Set exercise: Can the data below be set down again exactly, line for line?

--- Start Extracted entries ---

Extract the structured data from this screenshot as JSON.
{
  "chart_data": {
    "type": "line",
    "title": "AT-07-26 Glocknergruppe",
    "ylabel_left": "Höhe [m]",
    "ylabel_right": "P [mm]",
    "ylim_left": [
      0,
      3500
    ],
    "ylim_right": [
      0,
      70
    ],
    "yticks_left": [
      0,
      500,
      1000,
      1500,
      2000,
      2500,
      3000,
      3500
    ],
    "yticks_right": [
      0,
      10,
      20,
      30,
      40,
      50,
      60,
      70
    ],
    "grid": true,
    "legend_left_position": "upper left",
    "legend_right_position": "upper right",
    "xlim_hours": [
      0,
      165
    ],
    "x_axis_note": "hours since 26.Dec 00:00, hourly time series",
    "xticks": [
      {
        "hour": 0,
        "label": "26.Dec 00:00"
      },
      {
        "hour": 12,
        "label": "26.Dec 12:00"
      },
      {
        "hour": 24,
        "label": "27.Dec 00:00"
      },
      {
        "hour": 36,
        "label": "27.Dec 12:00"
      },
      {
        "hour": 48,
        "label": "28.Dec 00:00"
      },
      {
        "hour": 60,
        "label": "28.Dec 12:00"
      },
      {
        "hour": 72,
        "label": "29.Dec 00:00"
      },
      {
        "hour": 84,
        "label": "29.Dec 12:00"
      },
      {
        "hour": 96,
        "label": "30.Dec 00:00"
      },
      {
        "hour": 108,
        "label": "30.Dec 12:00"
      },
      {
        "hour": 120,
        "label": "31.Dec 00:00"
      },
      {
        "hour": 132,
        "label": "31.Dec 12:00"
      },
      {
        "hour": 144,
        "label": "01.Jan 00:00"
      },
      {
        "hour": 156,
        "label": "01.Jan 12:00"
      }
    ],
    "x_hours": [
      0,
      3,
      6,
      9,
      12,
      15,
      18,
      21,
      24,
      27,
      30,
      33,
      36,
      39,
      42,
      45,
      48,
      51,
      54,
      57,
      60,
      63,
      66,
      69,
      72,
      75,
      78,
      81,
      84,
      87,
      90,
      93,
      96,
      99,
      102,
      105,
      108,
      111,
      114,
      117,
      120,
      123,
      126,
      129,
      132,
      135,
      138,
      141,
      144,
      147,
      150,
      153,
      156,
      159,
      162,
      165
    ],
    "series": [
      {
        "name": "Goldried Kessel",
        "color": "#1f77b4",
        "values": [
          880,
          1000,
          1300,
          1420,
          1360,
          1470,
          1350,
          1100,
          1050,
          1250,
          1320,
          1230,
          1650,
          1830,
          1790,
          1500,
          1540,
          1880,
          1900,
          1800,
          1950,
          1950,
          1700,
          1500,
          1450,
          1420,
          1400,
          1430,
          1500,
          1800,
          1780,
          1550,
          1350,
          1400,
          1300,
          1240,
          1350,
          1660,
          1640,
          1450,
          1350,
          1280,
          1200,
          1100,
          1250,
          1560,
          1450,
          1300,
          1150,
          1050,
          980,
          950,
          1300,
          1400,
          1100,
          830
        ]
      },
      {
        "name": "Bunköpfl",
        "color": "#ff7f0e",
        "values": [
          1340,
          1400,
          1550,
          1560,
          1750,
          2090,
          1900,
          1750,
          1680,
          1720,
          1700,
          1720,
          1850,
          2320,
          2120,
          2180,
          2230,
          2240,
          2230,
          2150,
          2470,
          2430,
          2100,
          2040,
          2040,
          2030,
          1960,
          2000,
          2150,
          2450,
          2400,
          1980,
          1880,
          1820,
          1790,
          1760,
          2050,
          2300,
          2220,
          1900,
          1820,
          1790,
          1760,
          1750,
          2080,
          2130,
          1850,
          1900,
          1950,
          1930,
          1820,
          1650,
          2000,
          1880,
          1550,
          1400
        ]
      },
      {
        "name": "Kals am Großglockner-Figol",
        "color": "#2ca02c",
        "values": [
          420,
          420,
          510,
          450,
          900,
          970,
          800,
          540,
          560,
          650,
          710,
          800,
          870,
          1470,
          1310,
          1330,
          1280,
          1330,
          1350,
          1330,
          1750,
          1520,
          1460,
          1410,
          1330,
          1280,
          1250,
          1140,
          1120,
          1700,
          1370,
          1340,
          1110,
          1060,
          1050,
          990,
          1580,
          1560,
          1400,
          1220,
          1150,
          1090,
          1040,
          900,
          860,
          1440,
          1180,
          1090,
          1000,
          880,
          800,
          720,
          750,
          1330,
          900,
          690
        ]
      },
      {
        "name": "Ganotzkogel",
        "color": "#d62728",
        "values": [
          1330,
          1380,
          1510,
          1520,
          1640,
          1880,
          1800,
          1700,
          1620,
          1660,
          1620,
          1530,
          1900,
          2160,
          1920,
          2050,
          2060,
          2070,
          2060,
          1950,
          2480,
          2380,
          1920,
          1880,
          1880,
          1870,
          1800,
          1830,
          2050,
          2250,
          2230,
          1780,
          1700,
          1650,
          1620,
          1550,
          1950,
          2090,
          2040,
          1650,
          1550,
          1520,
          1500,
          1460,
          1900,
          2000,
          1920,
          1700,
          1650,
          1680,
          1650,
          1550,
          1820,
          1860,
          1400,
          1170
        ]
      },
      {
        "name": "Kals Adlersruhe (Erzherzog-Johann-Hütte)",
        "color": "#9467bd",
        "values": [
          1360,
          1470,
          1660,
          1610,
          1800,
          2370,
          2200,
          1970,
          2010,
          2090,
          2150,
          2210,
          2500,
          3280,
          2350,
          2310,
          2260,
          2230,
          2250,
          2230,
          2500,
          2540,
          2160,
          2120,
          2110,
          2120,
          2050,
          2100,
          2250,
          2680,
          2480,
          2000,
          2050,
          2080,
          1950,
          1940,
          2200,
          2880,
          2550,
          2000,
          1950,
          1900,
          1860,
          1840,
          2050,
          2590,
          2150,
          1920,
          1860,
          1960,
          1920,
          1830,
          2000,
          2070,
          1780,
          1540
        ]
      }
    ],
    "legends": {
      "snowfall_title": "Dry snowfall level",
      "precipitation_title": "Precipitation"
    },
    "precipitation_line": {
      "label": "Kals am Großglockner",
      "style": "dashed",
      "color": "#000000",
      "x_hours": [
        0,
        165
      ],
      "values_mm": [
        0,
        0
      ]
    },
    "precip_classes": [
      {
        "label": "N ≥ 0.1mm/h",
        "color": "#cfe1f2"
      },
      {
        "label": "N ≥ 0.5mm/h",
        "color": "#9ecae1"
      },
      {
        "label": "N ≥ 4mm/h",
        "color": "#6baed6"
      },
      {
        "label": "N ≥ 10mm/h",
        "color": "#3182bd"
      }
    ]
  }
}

--- End Extracted entries ---

Solution:
Extract the structured data from this screenshot as JSON.
{
  "chart_data": {
    "type": "line",
    "title": "AT-07-26 Glocknergruppe",
    "ylabel_left": "Höhe [m]",
    "ylabel_right": "P [mm]",
    "ylim_left": [
      0,
      3500
    ],
    "ylim_right": [
      0,
      70
    ],
    "yticks_left": [
      0,
      500,
      1000,
      1500,
      2000,
      2500,
      3000,
      3500
    ],
    "yticks_right": [
      0,
      10,
      20,
      30,
      40,
      50,
      60,
      70
    ],
    "grid": true,
    "legend_left_position": "upper left",
    "legend_right_position": "upper right",
    "xlim_hours": [
      0,
      165
    ],
    "x_axis_note": "hours since 26.Dec 00:00, hourly time series",
    "xticks": [
      {
        "hour": 0,
        "label": "26.Dec 00:00"
      },
      {
        "hour": 12,
        "label": "26.Dec 12:00"
      },
      {
        "hour": 24,
        "label": "27.Dec 00:00"
      },
      {
        "hour": 36,
        "label": "27.Dec 12:00"
      },
      {
        "hour": 48,
        "label": "28.Dec 00:00"
      },
      {
        "hour": 60,
        "label": "28.Dec 12:00"
      },
      {
        "hour": 72,
        "label": "29.Dec 00:00"
      },
      {
        "hour": 84,
        "label": "29.Dec 12:00"
      },
      {
        "hour": 96,
        "label": "30.Dec 00:00"
      },
      {
        "hour": 108,
        "label": "30.Dec 12:00"
      },
      {
        "hour": 120,
        "label": "31.Dec 00:00"
      },
      {
        "hour": 132,
        "label": "31.Dec 12:00"
      },
      {
        "hour": 144,
        "label": "01.Jan 00:00"
      },
      {
        "hour": 156,
        "label": "01.Jan 12:00"
      }
    ],
    "x_hours": [
      0,
      3,
      6,
      9,
      12,
      15,
      18,
      21,
      24,
      27,
      30,
      33,
      36,
      39,
      42,
      45,
      48,
      51,
      54,
      57,
      60,
      63,
      66,
      69,
      72,
      75,
      78,
      81,
      84,
      87,
      90,
      93,
      96,
      99,
      102,
      105,
      108,
      111,
      114,
      117,
      120,
      123,
      126,
      129,
      132,
      135,
      138,
      141,
      144,
      147,
      150,
      153,
      156,
      159,
      162,
      165
    ],
    "series": [
      {
        "name": "Goldried Kessel",
        "color": "#1f77b4",
        "values": [
          880,
          1000,
          1300,
          1420,
          1360,
          1470,
          1350,
          1100,
          1050,
          1250,
          1320,
          1230,
          1650,
          1830,
          1790,
          1500,
          1540,
          1880,
          1900,
          1800,
          1950,
          1950,
          1700,
          1500,
          1450,
          1420,
          1400,
          1430,
          1500,
          1800,
          1780,
          1550,
          1350,
          1400,
          1300,
          1240,
          1350,
          1660,
          1640,
          1450,
          1350,
          1280,
          1200,
          1100,
          1250,
          1560,
          1450,
          1300,
          1150,
          1050,
          980,
          950,
          1300,
          1400,
          1100,
          830
        ]
      },
      {
        "name": "Bunköpfl",
        "color": "#ff7f0e",
        "values": [
          1340,
          1400,
          1550,
          1560,
          1750,
          2090,
          1900,
          1750,
          1680,
          1720,
          1700,
          1720,
          1850,
          2320,
          2120,
          2180,
          2230,
          2240,
          2230,
          2150,
          2470,
          2430,
          2100,
          2040,
          2040,
          2030,
          1960,
          2000,
          2150,
          2450,
          2400,
          1980,
          1880,
          1820,
          1790,
          1760,
          2050,
          2300,
          2220,
          1900,
          1820,
          1790,
          1760,
          1750,
          2080,
          2130,
          1850,
          1900,
          1950,
          1930,
          1820,
          1650,
          2000,
          1880,
          1550,
          1400
        ]
      },
      {
        "name": "Kals am Großglockner-Figol",
        "color": "#2ca02c",
        "values": [
          420,
          420,
          510,
          450,
          900,
          970,
          800,
          540,
          560,
          650,
          710,
          800,
          870,
          1470,
          1310,
          1330,
          1280,
          1330,
          1350,
          1330,
          1750,
          1520,
          1460,
          1410,
          1330,
          1280,
          1250,
          1140,
          1120,
          1700,
          1370,
          1340,
          1110,
          1060,
          1050,
          990,
          1580,
          1560,
          1400,
          1220,
          1150,
          1090,
          1040,
          900,
          860,
          1440,
          1180,
          1090,
          1000,
          880,
          800,
          720,
          750,
          1330,
          900,
          690
        ]
      },
      {
        "name": "Ganotzkogel",
        "color": "#d62728",
        "values": [
          1330,
          1380,
          1510,
          1520,
          1640,
          1880,
          1800,
          1700,
          1620,
          1660,
          1620,
          1530,
          1900,
          2160,
          1920,
          2050,
          2060,
          2070,
          2060,
          1950,
          2480,
          2380,
          1920,
          1880,
          1880,
          1870,
          1800,
          1830,
          2050,
          2250,
          2230,
          1780,
          1700,
          1650,
          1620,
          1550,
          1950,
          2090,
          2040,
          1650,
          1550,
          1520,
          1500,
          1460,
          1900,
          2000,
          1920,
          1700,
          1650,
          1680,
          1650,
          1550,
          1820,
          1860,
          1400,
          1170
        ]
      },
      {
        "name": "Kals Adlersruhe (Erzherzog-Johann-Hütte)",
        "color": "#9467bd",
        "values": [
          1360,
          1470,
          1660,
          1610,
          1800,
          2370,
          2200,
          1970,
          2010,
          2090,
          2150,
          2210,
          2500,
          3280,
          2350,
          2310,
          2260,
          2230,
          2250,
          2230,
          2500,
          2540,
          2160,
          2120,
          2110,
          2120,
          2050,
          2100,
          2250,
          2680,
          2480,
          2000,
          2050,
          2080,
          1950,
          1940,
          2200,
          2880,
          2550,
          2000,
          1950,
          1900,
          1860,
          1840,
          2050,
          2590,
          2150,
          1920,
          1860,
          1960,
          1920,
          1830,
          2000,
          2070,
          1780,
          1540
        ]
      }
    ],
    "legends": {
      "snowfall_title": "Dry snowfall level",
      "precipitation_title": "Precipitation"
    },
    "precipitation_line": {
      "label": "Kals am Großglockner",
      "style": "dashed",
      "color": "#000000",
      "x_hours": [
        0,
        165
      ],
      "values_mm": [
        0,
        0
      ]
    },
    "precip_classes": [
      {
        "label": "N ≥ 0.1mm/h",
        "color": "#cfe1f2"
      },
      {
        "label": "N ≥ 0.5mm/h",
        "color": "#9ecae1"
      },
      {
        "label": "N ≥ 4mm/h",
        "color": "#6baed6"
      },
      {
        "label": "N ≥ 10mm/h",
        "color": "#3182bd"
      }
    ]
  }
}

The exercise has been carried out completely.